** Begin RECORDS FOR THE EXERCISE **
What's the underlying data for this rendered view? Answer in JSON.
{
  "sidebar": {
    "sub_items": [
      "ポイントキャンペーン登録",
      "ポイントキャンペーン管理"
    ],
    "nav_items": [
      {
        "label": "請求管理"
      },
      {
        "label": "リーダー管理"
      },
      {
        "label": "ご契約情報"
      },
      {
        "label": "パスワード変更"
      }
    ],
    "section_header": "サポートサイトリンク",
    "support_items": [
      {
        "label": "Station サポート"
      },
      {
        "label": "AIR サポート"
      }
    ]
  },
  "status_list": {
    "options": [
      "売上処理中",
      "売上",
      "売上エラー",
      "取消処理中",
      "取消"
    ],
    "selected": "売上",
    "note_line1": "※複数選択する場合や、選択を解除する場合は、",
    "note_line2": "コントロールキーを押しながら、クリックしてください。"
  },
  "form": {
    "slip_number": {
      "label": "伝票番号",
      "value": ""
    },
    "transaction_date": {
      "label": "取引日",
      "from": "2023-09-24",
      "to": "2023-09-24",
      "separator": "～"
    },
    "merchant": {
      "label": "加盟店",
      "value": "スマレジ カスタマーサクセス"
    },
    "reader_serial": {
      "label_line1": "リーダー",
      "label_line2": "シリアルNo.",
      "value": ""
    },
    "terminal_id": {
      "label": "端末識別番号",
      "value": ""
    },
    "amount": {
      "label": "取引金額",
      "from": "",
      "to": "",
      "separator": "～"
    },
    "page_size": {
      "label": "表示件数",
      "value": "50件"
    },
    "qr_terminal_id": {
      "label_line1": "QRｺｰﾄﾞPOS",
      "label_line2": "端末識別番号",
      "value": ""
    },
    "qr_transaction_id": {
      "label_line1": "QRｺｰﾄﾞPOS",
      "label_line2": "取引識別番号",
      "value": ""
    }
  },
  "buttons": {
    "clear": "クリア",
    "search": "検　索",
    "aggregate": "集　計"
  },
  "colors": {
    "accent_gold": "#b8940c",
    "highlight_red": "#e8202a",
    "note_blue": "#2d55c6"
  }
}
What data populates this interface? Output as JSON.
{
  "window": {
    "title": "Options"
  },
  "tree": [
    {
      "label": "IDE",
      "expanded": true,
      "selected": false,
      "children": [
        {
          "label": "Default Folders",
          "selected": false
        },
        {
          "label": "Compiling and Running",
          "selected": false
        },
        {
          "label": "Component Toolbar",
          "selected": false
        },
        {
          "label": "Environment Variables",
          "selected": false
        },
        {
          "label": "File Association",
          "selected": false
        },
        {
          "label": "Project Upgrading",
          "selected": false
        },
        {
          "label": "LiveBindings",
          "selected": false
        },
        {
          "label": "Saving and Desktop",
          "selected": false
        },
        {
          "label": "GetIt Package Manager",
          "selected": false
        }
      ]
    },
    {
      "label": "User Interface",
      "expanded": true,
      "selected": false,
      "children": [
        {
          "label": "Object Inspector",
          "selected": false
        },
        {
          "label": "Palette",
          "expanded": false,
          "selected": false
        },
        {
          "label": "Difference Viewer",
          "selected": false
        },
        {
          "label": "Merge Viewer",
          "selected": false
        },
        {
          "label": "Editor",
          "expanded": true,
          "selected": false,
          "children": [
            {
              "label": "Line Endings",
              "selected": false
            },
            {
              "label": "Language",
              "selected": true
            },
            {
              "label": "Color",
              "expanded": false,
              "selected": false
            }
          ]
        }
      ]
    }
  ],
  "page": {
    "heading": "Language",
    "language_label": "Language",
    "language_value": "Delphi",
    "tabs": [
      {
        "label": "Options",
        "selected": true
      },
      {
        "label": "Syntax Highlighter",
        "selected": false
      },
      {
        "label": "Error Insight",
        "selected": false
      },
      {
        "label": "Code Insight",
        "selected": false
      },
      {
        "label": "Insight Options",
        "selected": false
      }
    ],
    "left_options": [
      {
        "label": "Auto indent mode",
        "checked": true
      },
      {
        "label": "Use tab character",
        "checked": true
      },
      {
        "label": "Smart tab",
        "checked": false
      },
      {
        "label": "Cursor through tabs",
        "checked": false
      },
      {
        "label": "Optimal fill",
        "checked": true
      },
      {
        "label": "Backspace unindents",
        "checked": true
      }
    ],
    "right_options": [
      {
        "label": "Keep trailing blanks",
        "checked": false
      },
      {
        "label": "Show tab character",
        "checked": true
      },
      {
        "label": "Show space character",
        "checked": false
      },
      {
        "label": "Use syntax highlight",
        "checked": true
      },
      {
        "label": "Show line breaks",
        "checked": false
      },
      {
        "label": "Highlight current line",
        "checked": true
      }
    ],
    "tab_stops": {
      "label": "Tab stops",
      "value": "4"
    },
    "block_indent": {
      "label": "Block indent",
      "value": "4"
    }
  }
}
** End RECORDS FOR THE EXERCISE **
_REQUIRED TASK_: Reproduce each entry from the records above, character for character.

_RIGHT ANSWER_:
What's the underlying data for this rendered view? Answer in JSON.
{
  "sidebar": {
    "sub_items": [
      "ポイントキャンペーン登録",
      "ポイントキャンペーン管理"
    ],
    "nav_items": [
      {
        "label": "請求管理"
      },
      {
        "label": "リーダー管理"
      },
      {
        "label": "ご契約情報"
      },
      {
        "label": "パスワード変更"
      }
    ],
    "section_header": "サポートサイトリンク",
    "support_items": [
      {
        "label": "Station サポート"
      },
      {
        "label": "AIR サポート"
      }
    ]
  },
  "status_list": {
    "options": [
      "売上処理中",
      "売上",
      "売上エラー",
      "取消処理中",
      "取消"
    ],
    "selected": "売上",
    "note_line1": "※複数選択する場合や、選択を解除する場合は、",
    "note_line2": "コントロールキーを押しながら、クリックしてください。"
  },
  "form": {
    "slip_number": {
      "label": "伝票番号",
      "value": ""
    },
    "transaction_date": {
      "label": "取引日",
      "from": "2023-09-24",
      "to": "2023-09-24",
      "separator": "～"
    },
    "merchant": {
      "label": "加盟店",
      "value": "スマレジ カスタマーサクセス"
    },
    "reader_serial": {
      "label_line1": "リーダー",
      "label_line2": "シリアルNo.",
      "value": ""
    },
    "terminal_id": {
      "label": "端末識別番号",
      "value": ""
    },
    "amount": {
      "label": "取引金額",
      "from": "",
      "to": "",
      "separator": "～"
    },
    "page_size": {
      "label": "表示件数",
      "value": "50件"
    },
    "qr_terminal_id": {
      "label_line1": "QRｺｰﾄﾞPOS",
      "label_line2": "端末識別番号",
      "value": ""
    },
    "qr_transaction_id": {
      "label_line1": "QRｺｰﾄﾞPOS",
      "label_line2": "取引識別番号",
      "value": ""
    }
  },
  "buttons": {
    "clear": "クリア",
    "search": "検　索",
    "aggregate": "集　計"
  },
  "colors": {
    "accent_gold": "#b8940c",
    "highlight_red": "#e8202a",
    "note_blue": "#2d55c6"
  }
}
What data populates this interface? Output as JSON.
{
  "window": {
    "title": "Options"
  },
  "tree": [
    {
      "label": "IDE",
      "expanded": true,
      "selected": false,
      "children": [
        {
          "label": "Default Folders",
          "selected": false
        },
        {
          "label": "Compiling and Running",
          "selected": false
        },
        {
          "label": "Component Toolbar",
          "selected": false
        },
        {
          "label": "Environment Variables",
          "selected": false
        },
        {
          "label": "File Association",
          "selected": false
        },
        {
          "label": "Project Upgrading",
          "selected": false
        },
        {
          "label": "LiveBindings",
          "selected": false
        },
        {
          "label": "Saving and Desktop",
          "selected": false
        },
        {
          "label": "GetIt Package Manager",
          "selected": false
        }
      ]
    },
    {
      "label": "User Interface",
      "expanded": true,
      "selected": false,
      "children": [
        {
          "label": "Object Inspector",
          "selected": false
        },
        {
          "label": "Palette",
          "expanded": false,
          "selected": false
        },
        {
          "label": "Difference Viewer",
          "selected": false
        },
        {
          "label": "Merge Viewer",
          "selected": false
        },
        {
          "label": "Editor",
          "expanded": true,
          "selected": false,
          "children": [
            {
              "label": "Line Endings",
              "selected": false
            },
            {
              "label": "Language",
              "selected": true
            },
            {
              "label": "Color",
              "expanded": false,
              "selected": false
            }
          ]
        }
      ]
    }
  ],
  "page": {
    "heading": "Language",
    "language_label": "Language",
    "language_value": "Delphi",
    "tabs": [
      {
        "label": "Options",
        "selected": true
      },
      {
        "label": "Syntax Highlighter",
        "selected": false
      },
      {
        "label": "Error Insight",
        "selected": false
      },
      {
        "label": "Code Insight",
        "selected": false
      },
      {
        "label": "Insight Options",
        "selected": false
      }
    ],
    "left_options": [
      {
        "label": "Auto indent mode",
        "checked": true
      },
      {
        "label": "Use tab character",
        "checked": true
      },
      {
        "label": "Smart tab",
        "checked": false
      },
      {
        "label": "Cursor through tabs",
        "checked": false
      },
      {
        "label": "Optimal fill",
        "checked": true
      },
      {
        "label": "Backspace unindents",
        "checked": true
      }
    ],
    "right_options": [
      {
        "label": "Keep trailing blanks",
        "checked": false
      },
      {
        "label": "Show tab character",
        "checked": true
      },
      {
        "label": "Show space character",
        "checked": false
      },
      {
        "label": "Use syntax highlight",
        "checked": true
      },
      {
        "label": "Show line breaks",
        "checked": false
      },
      {
        "label": "Highlight current line",
        "checked": true
      }
    ],
    "tab_stops": {
      "label": "Tab stops",
      "value": "4"
    },
    "block_indent": {
      "label": "Block indent",
      "value": "4"
    }
  }
}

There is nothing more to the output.